(Stored items from a collection)
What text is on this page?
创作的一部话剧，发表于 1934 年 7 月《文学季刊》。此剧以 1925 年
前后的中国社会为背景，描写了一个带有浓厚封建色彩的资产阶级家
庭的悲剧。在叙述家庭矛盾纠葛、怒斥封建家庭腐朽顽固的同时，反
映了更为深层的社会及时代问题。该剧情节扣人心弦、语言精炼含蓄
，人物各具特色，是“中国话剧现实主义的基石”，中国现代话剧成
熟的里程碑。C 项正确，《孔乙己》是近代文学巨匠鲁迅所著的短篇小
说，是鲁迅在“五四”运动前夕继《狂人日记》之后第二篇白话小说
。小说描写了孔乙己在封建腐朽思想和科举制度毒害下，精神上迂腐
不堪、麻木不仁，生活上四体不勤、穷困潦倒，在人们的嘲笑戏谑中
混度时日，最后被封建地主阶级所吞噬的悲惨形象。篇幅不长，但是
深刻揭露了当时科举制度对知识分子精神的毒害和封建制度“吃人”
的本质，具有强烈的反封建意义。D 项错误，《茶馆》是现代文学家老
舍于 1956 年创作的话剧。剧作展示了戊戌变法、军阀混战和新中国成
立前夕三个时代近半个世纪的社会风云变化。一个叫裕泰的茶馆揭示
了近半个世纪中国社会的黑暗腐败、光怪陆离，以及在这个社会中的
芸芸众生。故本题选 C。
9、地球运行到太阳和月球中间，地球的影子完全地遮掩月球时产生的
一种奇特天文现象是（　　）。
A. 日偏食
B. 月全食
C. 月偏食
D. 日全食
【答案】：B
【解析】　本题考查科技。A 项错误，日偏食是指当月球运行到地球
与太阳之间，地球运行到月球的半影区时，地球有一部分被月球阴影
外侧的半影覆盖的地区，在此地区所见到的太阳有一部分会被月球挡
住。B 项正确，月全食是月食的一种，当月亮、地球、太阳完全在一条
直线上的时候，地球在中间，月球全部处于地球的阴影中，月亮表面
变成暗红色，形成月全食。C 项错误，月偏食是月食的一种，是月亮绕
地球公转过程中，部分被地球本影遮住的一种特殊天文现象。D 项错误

Stated problem: Exactly reproduce every line of the data above.

Response:
What text is on this page?
创作的一部话剧，发表于 1934 年 7 月《文学季刊》。此剧以 1925 年
前后的中国社会为背景，描写了一个带有浓厚封建色彩的资产阶级家
庭的悲剧。在叙述家庭矛盾纠葛、怒斥封建家庭腐朽顽固的同时，反
映了更为深层的社会及时代问题。该剧情节扣人心弦、语言精炼含蓄
，人物各具特色，是“中国话剧现实主义的基石”，中国现代话剧成
熟的里程碑。C 项正确，《孔乙己》是近代文学巨匠鲁迅所著的短篇小
说，是鲁迅在“五四”运动前夕继《狂人日记》之后第二篇白话小说
。小说描写了孔乙己在封建腐朽思想和科举制度毒害下，精神上迂腐
不堪、麻木不仁，生活上四体不勤、穷困潦倒，在人们的嘲笑戏谑中
混度时日，最后被封建地主阶级所吞噬的悲惨形象。篇幅不长，但是
深刻揭露了当时科举制度对知识分子精神的毒害和封建制度“吃人”
的本质，具有强烈的反封建意义。D 项错误，《茶馆》是现代文学家老
舍于 1956 年创作的话剧。剧作展示了戊戌变法、军阀混战和新中国成
立前夕三个时代近半个世纪的社会风云变化。一个叫裕泰的茶馆揭示
了近半个世纪中国社会的黑暗腐败、光怪陆离，以及在这个社会中的
芸芸众生。故本题选 C。
9、地球运行到太阳和月球中间，地球的影子完全地遮掩月球时产生的
一种奇特天文现象是（　　）。
A. 日偏食
B. 月全食
C. 月偏食
D. 日全食
【答案】：B
【解析】　本题考查科技。A 项错误，日偏食是指当月球运行到地球
与太阳之间，地球运行到月球的半影区时，地球有一部分被月球阴影
外侧的半影覆盖的地区，在此地区所见到的太阳有一部分会被月球挡
住。B 项正确，月全食是月食的一种，当月亮、地球、太阳完全在一条
直线上的时候，地球在中间，月球全部处于地球的阴影中，月亮表面
变成暗红色，形成月全食。C 项错误，月偏食是月食的一种，是月亮绕
地球公转过程中，部分被地球本影遮住的一种特殊天文现象。D 项错误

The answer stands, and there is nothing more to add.